### Aim
Scan the lines below for the word "amount". Copy each line you find it in.

### Supplied entries
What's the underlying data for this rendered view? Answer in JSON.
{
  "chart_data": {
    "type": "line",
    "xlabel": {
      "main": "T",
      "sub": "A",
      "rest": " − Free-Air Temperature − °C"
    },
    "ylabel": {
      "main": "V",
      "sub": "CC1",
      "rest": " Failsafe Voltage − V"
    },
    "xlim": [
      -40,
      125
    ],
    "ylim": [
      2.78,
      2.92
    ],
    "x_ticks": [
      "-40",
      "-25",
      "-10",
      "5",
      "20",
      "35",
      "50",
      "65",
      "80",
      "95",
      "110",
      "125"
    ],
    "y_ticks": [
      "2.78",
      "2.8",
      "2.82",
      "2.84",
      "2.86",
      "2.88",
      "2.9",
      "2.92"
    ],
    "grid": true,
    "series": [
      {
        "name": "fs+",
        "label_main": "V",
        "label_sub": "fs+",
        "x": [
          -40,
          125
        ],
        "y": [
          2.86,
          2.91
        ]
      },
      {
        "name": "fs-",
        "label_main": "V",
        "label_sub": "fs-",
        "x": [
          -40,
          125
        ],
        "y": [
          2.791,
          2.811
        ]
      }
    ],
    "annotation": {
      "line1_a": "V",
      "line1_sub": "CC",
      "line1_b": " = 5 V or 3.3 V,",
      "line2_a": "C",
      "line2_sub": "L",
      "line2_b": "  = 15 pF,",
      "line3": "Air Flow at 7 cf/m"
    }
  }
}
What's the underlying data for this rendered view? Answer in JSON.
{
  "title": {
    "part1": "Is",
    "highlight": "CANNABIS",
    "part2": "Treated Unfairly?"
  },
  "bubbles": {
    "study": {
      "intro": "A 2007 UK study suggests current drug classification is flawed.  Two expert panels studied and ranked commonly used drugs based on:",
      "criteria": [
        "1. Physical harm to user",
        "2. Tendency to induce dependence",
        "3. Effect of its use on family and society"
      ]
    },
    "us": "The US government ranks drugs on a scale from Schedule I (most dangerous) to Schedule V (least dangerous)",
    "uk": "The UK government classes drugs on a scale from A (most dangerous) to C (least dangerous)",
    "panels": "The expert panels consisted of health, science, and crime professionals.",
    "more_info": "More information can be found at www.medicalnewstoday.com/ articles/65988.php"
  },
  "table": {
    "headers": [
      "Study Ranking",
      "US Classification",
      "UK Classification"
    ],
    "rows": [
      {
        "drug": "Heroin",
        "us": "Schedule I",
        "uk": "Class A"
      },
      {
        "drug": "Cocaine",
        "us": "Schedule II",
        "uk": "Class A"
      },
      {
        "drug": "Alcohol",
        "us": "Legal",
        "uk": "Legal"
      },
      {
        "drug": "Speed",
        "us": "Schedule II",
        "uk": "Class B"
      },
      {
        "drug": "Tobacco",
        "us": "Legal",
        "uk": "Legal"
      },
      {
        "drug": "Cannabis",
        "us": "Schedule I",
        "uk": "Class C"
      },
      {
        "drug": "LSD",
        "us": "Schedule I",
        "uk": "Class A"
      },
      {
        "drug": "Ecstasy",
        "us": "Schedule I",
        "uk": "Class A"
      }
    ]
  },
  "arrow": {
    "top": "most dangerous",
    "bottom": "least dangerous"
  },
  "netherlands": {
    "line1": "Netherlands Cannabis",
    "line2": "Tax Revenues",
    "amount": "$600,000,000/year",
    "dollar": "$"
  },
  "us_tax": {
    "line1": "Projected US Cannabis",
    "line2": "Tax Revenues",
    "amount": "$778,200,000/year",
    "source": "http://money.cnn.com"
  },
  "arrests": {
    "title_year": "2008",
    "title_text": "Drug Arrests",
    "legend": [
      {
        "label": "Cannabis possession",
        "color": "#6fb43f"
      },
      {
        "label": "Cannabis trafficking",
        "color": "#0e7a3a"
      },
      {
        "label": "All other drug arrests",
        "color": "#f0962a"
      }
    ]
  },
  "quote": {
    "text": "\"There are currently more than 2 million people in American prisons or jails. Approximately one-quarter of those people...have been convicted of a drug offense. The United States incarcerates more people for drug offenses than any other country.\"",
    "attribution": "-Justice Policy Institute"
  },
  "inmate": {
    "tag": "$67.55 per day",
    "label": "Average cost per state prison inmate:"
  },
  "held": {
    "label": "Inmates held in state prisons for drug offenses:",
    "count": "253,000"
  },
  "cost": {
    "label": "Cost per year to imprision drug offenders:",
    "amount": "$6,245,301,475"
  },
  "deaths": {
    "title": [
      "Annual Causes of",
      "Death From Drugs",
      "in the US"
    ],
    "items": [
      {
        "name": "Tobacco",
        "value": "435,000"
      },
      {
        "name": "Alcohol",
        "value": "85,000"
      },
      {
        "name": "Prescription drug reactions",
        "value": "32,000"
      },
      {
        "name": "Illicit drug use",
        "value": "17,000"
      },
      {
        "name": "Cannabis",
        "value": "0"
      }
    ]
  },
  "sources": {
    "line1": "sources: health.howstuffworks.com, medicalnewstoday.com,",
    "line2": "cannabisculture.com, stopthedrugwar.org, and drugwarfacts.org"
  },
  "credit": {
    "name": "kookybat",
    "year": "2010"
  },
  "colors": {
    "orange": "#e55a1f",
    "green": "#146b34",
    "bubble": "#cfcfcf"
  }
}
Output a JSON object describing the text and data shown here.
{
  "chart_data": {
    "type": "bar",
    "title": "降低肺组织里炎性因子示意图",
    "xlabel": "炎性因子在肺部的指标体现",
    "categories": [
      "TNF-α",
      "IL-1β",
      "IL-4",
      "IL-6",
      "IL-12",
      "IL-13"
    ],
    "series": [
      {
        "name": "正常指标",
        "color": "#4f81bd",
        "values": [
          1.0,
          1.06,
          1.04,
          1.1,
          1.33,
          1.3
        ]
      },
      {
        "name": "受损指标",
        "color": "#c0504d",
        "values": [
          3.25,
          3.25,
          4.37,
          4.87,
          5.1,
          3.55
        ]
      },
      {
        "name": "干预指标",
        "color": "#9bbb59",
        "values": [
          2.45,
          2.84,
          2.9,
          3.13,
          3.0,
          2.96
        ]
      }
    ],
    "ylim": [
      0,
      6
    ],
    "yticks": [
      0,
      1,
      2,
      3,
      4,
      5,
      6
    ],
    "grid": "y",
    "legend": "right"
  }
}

### Exercise response
    "amount": "$600,000,000/year",
    "amount": "$778,200,000/year",
    "amount": "$6,245,301,475"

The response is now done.